Task objective:
Look through the listing for the word "porter". Copy each line that has it.
^^^^
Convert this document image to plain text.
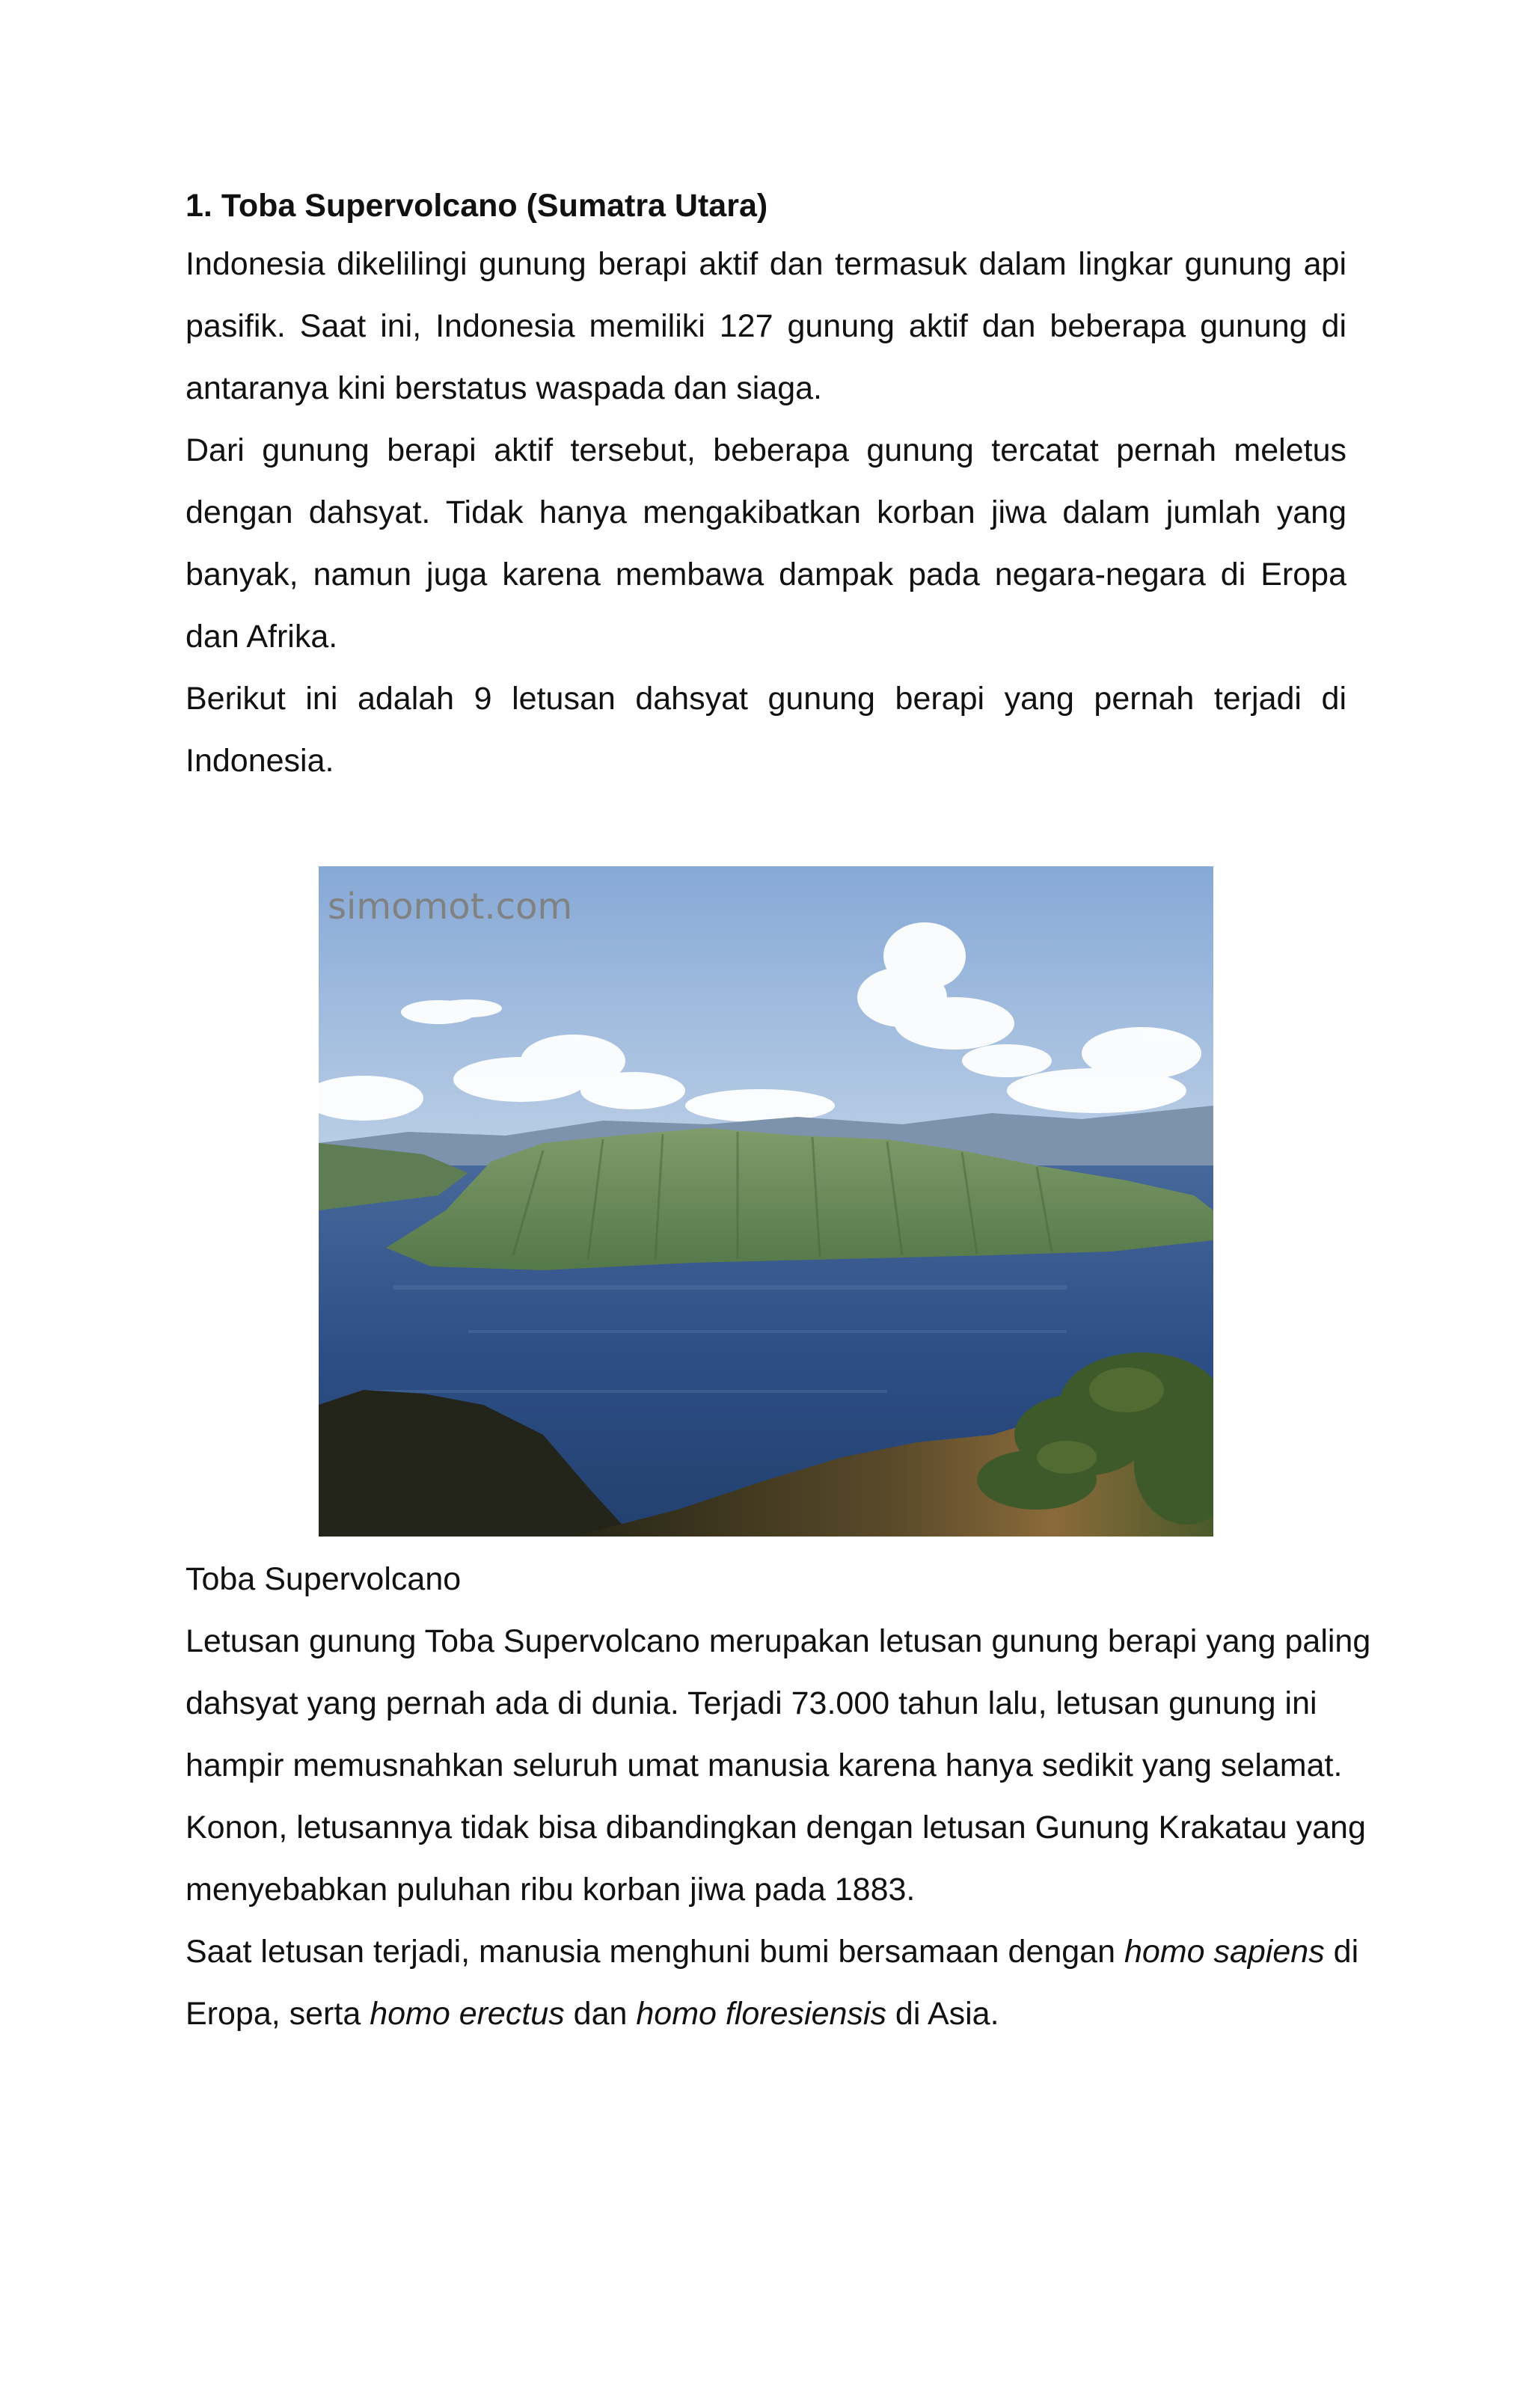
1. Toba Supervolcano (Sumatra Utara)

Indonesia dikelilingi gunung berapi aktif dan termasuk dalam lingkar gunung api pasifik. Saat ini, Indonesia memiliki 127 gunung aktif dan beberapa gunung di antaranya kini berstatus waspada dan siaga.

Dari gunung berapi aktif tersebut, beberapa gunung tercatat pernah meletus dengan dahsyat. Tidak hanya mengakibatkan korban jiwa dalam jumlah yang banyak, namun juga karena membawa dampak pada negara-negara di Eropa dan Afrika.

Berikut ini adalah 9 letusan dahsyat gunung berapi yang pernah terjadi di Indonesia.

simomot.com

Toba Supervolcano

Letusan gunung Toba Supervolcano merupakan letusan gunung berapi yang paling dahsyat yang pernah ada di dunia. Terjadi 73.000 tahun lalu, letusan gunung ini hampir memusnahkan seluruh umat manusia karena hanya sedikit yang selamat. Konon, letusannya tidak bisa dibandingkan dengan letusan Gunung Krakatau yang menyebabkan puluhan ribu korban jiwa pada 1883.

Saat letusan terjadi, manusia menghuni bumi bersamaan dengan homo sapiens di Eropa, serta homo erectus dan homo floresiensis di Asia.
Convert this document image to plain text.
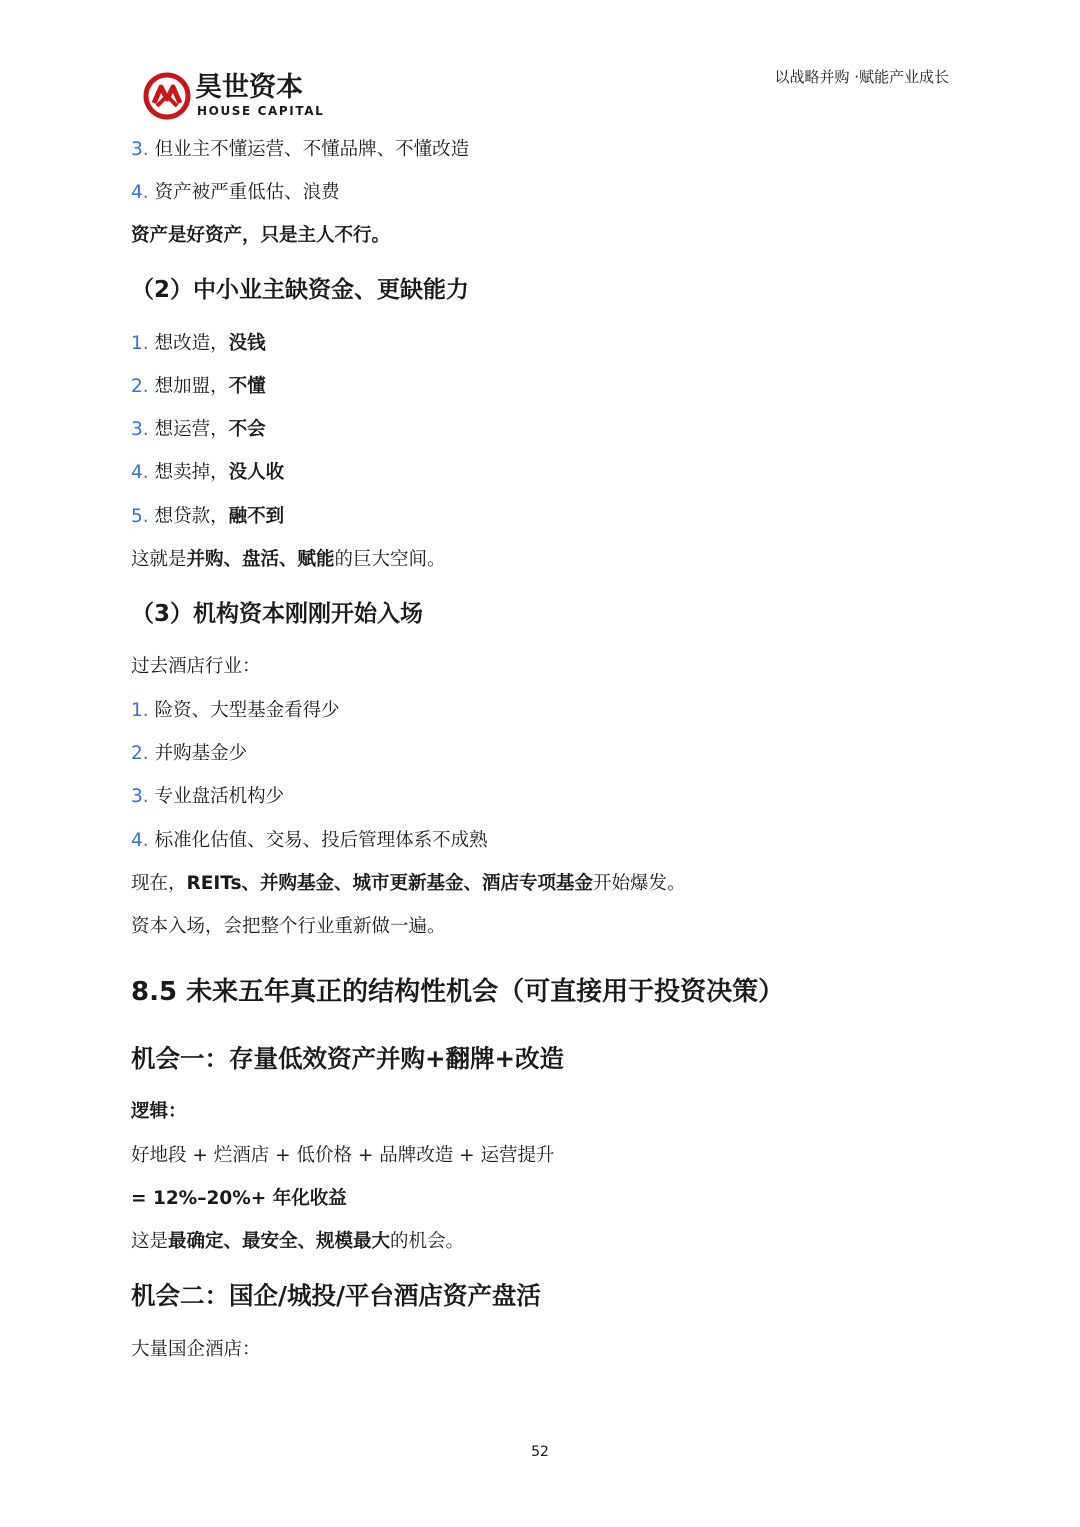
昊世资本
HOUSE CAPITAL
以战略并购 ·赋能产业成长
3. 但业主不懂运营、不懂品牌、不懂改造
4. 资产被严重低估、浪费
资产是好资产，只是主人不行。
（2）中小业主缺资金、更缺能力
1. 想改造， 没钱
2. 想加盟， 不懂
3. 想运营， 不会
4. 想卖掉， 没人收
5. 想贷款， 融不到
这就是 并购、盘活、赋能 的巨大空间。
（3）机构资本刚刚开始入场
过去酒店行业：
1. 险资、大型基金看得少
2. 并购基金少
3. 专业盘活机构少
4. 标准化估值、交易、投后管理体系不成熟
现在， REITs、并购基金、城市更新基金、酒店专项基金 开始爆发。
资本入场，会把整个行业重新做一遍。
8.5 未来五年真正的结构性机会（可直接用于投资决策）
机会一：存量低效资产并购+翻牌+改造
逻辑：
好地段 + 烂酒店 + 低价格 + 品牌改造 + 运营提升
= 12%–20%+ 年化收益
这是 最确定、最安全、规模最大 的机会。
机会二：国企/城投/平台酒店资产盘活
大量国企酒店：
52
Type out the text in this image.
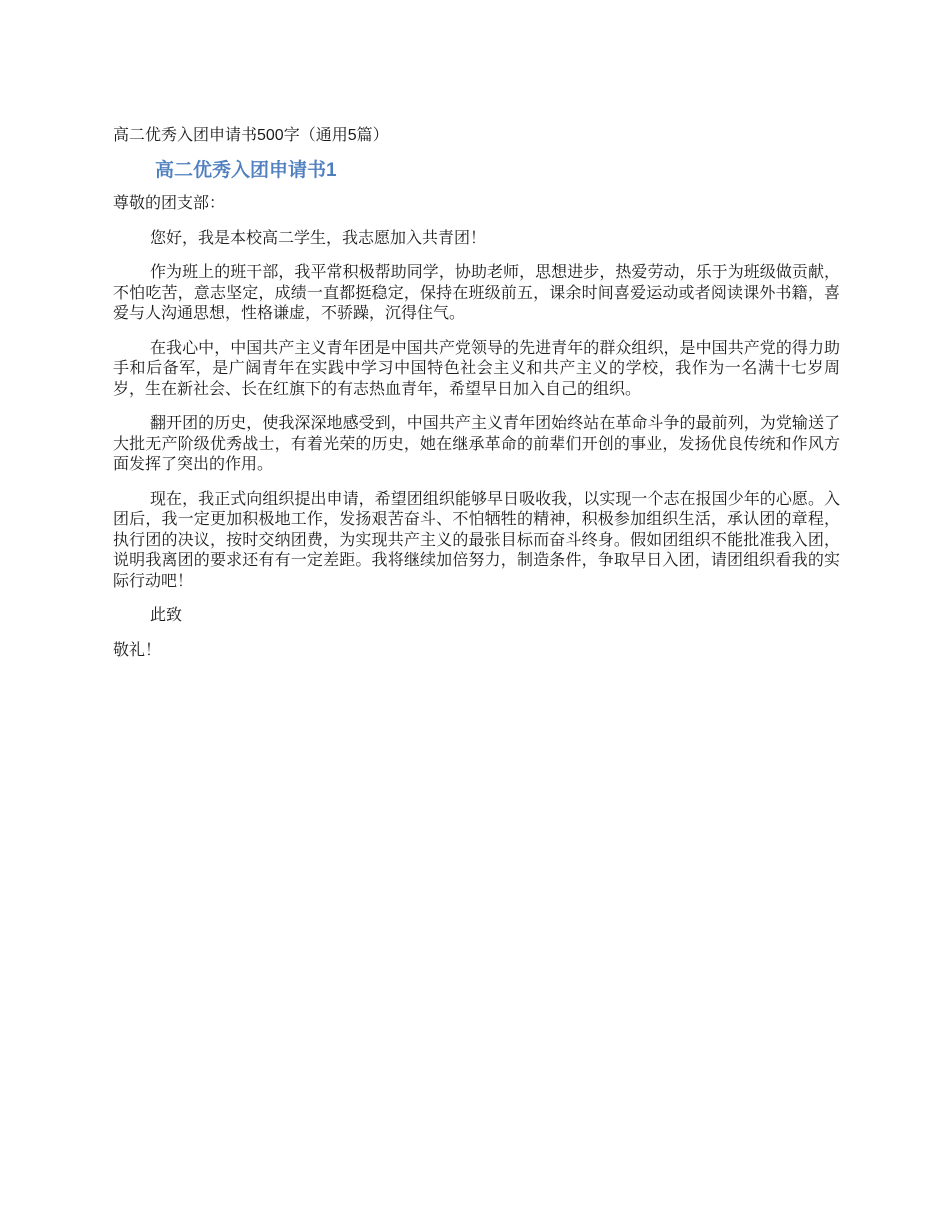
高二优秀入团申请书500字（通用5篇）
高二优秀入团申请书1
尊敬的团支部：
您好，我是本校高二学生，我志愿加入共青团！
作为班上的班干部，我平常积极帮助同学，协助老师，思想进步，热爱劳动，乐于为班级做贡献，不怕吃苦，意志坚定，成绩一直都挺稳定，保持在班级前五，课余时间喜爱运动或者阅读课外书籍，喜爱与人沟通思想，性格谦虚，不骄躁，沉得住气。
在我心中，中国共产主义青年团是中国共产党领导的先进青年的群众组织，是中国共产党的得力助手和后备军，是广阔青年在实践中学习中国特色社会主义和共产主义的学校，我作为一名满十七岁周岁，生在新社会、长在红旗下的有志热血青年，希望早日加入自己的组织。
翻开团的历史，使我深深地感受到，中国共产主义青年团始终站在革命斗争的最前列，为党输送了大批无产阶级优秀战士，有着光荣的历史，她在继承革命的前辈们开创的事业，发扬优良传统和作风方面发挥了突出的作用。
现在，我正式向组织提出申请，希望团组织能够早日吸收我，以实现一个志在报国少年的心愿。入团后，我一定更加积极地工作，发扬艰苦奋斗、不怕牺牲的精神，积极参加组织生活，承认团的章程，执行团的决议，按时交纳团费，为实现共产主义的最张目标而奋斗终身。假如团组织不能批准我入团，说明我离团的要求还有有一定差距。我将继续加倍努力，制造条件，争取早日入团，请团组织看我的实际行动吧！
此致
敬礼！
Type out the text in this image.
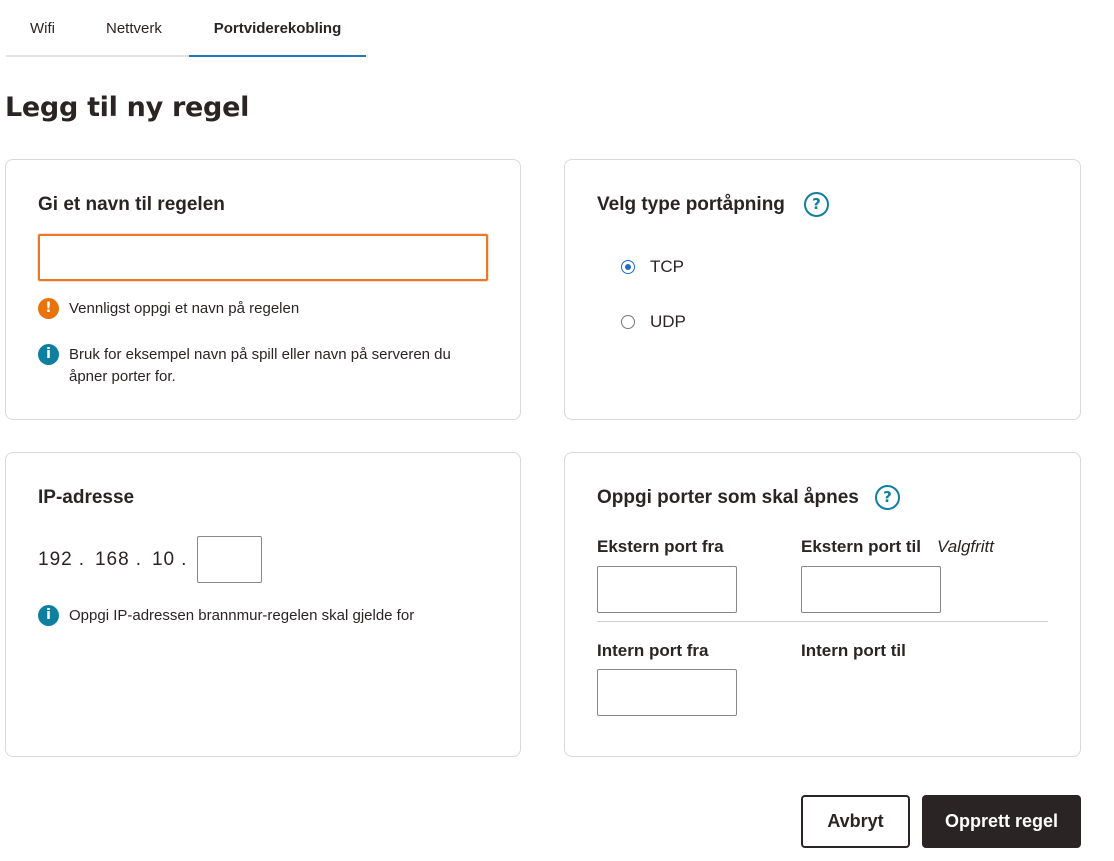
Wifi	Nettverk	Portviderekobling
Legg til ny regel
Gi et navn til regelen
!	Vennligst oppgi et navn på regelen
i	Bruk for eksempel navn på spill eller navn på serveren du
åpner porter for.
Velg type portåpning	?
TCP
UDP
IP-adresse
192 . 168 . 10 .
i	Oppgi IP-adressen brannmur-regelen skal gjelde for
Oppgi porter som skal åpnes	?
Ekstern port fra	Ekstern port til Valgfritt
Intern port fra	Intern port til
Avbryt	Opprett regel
^^^^
Reply to the exercise:
åpner porter for.
Oppgi porter som skal åpnes	?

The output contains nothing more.